### [Work to complete]
For the records below, say how many lines contain the string "dimensional". Give the number only.

[Records excerpted from a collection]
(begin)
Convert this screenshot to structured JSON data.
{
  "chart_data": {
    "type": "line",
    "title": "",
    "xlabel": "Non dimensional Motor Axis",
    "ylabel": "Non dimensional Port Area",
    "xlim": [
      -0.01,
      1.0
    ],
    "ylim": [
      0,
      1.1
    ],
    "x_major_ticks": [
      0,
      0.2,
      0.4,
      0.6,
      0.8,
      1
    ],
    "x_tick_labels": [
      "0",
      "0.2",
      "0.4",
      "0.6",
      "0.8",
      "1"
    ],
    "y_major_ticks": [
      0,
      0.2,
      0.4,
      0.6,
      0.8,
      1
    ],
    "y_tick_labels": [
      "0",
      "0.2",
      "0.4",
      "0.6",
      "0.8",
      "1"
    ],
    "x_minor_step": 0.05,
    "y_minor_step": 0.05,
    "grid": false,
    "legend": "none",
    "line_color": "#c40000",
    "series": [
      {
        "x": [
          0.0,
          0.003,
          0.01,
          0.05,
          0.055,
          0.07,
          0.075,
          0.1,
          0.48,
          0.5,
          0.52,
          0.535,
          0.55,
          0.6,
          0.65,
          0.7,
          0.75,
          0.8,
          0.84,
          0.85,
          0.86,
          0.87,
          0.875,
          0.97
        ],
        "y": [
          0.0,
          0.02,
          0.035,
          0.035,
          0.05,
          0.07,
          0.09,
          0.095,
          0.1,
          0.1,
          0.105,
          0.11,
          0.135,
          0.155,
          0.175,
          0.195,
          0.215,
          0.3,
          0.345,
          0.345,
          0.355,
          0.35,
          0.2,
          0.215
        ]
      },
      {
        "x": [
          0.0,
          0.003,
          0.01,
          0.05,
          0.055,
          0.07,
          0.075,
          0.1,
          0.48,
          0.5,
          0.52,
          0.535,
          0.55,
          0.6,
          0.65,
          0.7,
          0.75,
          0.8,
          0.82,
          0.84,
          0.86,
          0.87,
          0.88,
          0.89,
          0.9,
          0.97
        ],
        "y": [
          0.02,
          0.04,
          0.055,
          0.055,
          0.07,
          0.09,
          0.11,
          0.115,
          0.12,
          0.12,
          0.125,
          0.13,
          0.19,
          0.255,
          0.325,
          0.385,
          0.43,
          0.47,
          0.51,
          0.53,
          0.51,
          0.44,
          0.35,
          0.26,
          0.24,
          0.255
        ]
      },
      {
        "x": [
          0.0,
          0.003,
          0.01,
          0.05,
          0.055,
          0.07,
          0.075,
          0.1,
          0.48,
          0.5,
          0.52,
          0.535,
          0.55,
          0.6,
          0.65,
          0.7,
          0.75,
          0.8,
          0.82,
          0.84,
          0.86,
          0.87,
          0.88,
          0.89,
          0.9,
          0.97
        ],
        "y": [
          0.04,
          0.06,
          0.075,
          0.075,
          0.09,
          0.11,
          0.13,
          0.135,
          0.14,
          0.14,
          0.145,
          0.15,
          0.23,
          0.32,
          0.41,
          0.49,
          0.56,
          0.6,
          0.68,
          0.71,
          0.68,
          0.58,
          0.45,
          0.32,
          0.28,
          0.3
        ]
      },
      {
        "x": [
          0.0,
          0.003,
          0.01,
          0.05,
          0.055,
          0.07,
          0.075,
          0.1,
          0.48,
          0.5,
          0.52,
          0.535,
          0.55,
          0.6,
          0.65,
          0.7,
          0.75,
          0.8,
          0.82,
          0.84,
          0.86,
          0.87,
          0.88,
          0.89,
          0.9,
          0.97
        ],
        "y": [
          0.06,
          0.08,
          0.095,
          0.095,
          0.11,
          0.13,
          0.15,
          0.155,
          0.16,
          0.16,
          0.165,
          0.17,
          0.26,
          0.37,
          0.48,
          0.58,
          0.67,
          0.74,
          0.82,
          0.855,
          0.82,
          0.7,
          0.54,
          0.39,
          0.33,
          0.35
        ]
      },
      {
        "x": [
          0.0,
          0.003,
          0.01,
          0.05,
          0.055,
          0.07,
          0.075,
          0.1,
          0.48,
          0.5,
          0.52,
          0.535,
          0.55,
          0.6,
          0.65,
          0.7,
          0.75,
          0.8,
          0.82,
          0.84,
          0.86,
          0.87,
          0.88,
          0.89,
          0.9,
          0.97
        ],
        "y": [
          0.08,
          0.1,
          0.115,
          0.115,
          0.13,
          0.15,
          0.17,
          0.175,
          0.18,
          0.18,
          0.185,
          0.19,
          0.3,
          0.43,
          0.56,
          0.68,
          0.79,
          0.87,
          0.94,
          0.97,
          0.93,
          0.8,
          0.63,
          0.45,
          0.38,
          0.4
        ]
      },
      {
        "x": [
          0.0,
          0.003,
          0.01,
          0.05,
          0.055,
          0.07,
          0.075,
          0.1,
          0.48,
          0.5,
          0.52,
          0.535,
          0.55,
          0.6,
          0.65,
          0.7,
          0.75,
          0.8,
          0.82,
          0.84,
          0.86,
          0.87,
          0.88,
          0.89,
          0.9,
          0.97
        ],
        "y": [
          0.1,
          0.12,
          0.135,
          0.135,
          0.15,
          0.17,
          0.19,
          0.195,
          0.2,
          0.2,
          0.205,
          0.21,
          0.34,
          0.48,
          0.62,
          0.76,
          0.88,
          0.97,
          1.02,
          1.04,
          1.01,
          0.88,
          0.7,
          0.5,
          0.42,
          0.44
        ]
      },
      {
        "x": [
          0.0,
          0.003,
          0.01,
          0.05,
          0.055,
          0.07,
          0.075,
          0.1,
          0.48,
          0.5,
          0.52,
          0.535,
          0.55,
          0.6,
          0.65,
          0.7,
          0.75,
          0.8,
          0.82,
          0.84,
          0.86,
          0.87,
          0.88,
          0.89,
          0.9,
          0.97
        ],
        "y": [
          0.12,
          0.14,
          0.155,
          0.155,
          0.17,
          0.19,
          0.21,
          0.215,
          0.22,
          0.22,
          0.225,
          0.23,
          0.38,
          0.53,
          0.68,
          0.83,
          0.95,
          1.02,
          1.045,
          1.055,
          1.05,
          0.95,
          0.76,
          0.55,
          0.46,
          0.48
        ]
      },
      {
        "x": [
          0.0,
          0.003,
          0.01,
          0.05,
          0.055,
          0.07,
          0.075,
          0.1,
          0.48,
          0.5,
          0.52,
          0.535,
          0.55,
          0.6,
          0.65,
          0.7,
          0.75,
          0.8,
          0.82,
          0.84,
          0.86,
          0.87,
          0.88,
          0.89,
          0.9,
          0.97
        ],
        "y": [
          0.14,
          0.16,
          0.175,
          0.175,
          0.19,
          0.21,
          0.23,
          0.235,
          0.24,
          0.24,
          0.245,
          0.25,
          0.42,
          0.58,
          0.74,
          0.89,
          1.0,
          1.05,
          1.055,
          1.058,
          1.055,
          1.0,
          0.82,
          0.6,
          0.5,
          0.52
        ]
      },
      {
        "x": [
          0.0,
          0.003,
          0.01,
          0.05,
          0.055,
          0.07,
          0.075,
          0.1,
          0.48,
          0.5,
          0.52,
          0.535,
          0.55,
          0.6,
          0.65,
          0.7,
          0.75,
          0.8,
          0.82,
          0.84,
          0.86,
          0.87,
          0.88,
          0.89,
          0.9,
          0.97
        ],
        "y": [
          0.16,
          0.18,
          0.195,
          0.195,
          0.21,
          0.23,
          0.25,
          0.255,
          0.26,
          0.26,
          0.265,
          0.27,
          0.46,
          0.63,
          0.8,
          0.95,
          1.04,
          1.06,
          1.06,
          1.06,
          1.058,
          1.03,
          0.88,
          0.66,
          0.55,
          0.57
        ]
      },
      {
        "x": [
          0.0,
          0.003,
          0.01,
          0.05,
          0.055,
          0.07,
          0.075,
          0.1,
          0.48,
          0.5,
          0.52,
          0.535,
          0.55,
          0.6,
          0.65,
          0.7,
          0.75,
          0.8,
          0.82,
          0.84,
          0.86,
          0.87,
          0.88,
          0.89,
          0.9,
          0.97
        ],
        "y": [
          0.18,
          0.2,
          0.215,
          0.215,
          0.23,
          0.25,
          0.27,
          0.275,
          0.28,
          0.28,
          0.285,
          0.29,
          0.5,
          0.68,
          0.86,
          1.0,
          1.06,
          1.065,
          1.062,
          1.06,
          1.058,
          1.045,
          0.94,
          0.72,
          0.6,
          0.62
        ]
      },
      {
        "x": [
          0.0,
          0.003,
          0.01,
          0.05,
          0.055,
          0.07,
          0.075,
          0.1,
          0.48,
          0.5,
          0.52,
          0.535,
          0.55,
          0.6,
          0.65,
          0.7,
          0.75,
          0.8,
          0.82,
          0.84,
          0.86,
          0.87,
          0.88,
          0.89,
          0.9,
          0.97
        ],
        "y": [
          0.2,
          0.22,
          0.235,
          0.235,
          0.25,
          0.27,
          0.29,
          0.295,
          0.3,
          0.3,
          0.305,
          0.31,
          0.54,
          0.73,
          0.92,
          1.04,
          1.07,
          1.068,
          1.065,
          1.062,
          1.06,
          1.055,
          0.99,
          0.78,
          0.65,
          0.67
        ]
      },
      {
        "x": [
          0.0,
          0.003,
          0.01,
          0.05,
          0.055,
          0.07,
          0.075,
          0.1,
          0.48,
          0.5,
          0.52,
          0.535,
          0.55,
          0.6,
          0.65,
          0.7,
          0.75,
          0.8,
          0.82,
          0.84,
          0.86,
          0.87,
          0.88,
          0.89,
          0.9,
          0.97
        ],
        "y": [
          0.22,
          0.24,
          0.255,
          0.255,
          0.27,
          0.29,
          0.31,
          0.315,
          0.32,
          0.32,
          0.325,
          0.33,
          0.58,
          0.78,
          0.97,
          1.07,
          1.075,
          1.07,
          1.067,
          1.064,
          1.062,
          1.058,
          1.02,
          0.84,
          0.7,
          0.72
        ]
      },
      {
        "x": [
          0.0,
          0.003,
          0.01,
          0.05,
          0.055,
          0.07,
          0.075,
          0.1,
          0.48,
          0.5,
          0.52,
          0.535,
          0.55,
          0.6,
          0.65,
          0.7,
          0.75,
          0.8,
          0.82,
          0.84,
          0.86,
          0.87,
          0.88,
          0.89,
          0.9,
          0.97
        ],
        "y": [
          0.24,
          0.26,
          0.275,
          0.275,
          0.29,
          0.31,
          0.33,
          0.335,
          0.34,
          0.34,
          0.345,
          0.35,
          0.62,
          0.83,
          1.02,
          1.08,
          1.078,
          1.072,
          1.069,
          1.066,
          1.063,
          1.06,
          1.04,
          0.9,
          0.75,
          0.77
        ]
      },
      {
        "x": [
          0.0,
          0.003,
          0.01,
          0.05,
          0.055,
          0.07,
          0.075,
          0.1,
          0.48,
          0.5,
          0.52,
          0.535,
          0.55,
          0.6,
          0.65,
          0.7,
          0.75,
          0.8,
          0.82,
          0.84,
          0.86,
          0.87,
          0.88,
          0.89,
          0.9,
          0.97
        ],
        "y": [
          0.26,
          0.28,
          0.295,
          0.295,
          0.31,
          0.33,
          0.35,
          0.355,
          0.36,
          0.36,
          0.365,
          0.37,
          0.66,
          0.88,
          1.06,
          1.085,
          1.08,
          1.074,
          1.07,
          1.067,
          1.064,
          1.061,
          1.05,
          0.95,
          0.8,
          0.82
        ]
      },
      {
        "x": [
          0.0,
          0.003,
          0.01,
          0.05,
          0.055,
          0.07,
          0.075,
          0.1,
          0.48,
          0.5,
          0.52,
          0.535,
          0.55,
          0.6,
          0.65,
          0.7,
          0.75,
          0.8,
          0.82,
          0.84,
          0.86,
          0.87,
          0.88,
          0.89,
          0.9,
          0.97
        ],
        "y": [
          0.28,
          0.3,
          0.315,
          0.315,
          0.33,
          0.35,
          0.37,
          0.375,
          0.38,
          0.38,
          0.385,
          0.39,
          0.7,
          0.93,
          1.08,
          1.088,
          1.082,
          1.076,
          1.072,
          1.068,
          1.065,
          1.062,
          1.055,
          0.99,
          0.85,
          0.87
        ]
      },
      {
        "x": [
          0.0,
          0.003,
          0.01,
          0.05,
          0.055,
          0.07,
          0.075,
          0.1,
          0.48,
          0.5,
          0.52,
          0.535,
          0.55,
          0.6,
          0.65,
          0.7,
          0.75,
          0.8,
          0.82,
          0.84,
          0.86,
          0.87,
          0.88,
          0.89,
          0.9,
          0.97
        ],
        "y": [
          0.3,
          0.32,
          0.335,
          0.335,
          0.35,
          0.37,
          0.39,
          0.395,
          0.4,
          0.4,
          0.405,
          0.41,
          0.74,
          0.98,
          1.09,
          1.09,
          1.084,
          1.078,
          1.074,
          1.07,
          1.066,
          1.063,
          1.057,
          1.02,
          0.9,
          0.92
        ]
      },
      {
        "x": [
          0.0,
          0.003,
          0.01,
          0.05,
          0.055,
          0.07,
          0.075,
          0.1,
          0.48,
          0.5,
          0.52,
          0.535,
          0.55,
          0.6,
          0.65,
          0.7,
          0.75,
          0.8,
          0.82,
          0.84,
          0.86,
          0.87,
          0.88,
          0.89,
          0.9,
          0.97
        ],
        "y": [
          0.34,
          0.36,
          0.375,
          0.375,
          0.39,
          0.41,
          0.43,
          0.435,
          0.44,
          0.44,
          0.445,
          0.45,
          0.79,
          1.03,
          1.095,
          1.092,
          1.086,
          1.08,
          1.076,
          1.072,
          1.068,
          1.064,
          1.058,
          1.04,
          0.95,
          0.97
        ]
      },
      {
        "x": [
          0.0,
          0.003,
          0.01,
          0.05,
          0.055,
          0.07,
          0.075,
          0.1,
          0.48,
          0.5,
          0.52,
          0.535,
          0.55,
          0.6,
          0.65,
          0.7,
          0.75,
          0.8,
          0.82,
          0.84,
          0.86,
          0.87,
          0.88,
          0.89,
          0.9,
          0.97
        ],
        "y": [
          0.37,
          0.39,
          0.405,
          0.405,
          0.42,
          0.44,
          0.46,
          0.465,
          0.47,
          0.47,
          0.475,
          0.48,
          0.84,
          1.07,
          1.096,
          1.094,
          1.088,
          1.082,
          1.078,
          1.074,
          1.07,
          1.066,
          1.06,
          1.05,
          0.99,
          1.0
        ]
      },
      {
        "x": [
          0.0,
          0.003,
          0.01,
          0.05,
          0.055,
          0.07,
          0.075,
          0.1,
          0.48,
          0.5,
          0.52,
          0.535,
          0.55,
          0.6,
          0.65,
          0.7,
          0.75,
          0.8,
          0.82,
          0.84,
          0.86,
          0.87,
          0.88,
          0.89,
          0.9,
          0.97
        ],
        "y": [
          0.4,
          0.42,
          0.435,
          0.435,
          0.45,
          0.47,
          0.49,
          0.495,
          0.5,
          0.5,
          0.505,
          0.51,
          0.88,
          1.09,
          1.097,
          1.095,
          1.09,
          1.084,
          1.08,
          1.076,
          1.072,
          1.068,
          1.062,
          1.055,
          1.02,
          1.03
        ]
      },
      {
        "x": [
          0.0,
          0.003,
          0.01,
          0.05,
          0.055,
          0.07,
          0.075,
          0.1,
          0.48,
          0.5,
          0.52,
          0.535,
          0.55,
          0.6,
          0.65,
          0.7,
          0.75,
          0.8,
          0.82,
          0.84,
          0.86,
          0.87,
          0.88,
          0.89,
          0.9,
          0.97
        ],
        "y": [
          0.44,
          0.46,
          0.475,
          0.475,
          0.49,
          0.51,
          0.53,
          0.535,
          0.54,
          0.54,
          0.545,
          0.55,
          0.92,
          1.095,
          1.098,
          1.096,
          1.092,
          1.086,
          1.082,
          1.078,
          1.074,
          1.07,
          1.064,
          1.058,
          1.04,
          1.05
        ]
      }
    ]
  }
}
(end)
### [The completed task]
2